• Required work
Pick out the lines below that contain the string "TradingView" and copy them all.

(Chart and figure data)
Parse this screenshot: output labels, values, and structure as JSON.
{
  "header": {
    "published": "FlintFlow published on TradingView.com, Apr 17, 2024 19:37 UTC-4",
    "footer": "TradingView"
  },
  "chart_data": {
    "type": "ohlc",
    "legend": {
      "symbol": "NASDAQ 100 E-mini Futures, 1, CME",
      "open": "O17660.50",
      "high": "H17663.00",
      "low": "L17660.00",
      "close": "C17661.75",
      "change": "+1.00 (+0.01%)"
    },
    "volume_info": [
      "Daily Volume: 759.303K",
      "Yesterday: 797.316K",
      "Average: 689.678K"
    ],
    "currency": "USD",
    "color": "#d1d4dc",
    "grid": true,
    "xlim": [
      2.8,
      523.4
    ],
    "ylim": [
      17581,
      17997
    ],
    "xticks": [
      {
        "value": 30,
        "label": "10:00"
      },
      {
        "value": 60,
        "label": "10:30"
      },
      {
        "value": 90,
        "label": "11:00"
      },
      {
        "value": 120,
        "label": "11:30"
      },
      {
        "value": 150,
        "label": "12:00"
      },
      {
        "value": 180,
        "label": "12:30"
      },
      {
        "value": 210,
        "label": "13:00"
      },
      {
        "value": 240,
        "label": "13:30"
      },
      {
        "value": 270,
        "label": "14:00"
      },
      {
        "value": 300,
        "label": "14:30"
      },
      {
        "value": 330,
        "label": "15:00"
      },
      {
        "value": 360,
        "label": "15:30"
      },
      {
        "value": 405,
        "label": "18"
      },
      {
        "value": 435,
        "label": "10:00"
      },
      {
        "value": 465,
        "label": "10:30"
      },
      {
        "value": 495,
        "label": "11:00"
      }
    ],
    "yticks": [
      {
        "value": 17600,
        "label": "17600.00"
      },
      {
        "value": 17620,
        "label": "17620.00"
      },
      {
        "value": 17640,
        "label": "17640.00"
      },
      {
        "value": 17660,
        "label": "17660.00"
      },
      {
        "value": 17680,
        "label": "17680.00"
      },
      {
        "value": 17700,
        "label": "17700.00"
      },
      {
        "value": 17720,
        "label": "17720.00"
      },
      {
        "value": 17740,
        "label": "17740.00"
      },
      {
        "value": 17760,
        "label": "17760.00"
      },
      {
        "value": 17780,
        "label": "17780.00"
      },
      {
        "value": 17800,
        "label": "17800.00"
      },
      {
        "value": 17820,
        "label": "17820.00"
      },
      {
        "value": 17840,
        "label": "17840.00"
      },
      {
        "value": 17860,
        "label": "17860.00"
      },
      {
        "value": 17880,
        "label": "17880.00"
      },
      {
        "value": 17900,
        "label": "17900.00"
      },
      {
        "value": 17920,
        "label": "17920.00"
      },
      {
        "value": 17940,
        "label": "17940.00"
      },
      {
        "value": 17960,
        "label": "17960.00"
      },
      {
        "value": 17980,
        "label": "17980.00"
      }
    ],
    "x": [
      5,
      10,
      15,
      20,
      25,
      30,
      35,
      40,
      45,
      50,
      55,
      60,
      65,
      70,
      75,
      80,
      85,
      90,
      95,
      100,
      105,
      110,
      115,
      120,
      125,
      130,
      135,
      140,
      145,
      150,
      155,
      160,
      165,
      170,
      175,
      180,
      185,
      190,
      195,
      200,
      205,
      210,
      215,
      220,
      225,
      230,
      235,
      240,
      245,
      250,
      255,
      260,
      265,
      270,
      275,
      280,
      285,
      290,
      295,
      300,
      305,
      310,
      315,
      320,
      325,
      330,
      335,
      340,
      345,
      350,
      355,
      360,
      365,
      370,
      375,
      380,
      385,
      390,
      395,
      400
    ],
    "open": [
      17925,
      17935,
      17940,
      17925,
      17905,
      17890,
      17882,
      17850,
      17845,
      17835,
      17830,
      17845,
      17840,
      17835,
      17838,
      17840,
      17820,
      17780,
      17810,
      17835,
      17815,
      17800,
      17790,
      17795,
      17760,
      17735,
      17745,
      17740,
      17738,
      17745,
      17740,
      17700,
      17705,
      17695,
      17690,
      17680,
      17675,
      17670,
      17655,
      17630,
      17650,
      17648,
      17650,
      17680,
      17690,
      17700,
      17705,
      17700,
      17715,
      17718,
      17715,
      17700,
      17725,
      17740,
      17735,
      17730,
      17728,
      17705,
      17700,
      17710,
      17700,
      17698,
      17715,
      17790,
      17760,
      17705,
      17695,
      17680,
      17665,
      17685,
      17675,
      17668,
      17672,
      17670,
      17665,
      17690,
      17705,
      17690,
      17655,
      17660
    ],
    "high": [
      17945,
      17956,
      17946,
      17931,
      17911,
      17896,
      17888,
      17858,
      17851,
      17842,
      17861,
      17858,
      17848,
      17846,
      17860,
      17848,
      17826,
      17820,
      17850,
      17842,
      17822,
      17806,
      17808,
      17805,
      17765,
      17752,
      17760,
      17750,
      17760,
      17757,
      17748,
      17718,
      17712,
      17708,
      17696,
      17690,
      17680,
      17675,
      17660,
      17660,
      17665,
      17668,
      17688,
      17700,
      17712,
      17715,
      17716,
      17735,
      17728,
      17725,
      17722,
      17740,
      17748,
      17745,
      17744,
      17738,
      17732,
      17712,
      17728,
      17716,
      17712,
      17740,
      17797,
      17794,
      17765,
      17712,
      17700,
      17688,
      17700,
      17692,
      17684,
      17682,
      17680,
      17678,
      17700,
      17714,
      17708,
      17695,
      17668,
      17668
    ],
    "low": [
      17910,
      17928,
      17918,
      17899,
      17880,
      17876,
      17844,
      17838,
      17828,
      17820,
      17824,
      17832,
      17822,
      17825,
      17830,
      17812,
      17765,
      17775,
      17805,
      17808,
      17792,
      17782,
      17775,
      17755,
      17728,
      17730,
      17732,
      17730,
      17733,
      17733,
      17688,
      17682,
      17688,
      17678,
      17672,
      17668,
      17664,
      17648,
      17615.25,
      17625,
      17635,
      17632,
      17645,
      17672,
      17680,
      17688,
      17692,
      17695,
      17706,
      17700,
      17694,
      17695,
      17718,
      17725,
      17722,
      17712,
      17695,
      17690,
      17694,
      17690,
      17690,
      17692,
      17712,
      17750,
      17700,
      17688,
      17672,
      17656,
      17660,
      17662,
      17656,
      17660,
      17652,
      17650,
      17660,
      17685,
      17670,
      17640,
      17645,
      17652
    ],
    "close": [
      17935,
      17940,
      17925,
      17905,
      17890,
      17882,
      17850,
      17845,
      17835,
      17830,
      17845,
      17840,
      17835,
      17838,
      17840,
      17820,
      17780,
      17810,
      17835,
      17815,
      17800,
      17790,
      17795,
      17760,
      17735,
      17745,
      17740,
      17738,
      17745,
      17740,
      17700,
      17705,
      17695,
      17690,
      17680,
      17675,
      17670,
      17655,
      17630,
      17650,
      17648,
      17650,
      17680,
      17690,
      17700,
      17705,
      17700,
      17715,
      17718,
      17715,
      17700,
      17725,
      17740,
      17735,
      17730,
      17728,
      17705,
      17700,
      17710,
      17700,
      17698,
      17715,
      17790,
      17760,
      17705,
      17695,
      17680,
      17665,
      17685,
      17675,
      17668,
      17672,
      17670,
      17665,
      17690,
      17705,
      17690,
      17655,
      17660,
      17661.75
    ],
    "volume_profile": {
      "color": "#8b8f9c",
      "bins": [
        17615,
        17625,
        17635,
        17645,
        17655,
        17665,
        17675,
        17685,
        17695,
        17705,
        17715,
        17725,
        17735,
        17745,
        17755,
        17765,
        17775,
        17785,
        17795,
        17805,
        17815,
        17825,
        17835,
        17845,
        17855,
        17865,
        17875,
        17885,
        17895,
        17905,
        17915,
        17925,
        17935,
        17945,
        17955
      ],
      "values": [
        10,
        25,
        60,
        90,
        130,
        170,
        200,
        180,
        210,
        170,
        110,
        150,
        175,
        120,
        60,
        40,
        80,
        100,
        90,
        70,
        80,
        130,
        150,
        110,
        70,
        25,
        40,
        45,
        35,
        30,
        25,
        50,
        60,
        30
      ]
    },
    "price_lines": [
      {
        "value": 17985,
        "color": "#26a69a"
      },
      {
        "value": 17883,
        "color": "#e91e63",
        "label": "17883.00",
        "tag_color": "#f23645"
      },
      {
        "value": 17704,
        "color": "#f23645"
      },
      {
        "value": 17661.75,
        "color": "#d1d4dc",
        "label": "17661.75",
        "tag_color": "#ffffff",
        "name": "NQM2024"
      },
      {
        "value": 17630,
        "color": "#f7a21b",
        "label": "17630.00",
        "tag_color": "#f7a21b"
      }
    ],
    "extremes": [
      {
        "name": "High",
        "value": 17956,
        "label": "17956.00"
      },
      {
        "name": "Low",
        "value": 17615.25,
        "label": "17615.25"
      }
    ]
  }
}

• Final answer
    "published": "FlintFlow published on TradingView.com, Apr 17, 2024 19:37 UTC-4",
    "footer": "TradingView"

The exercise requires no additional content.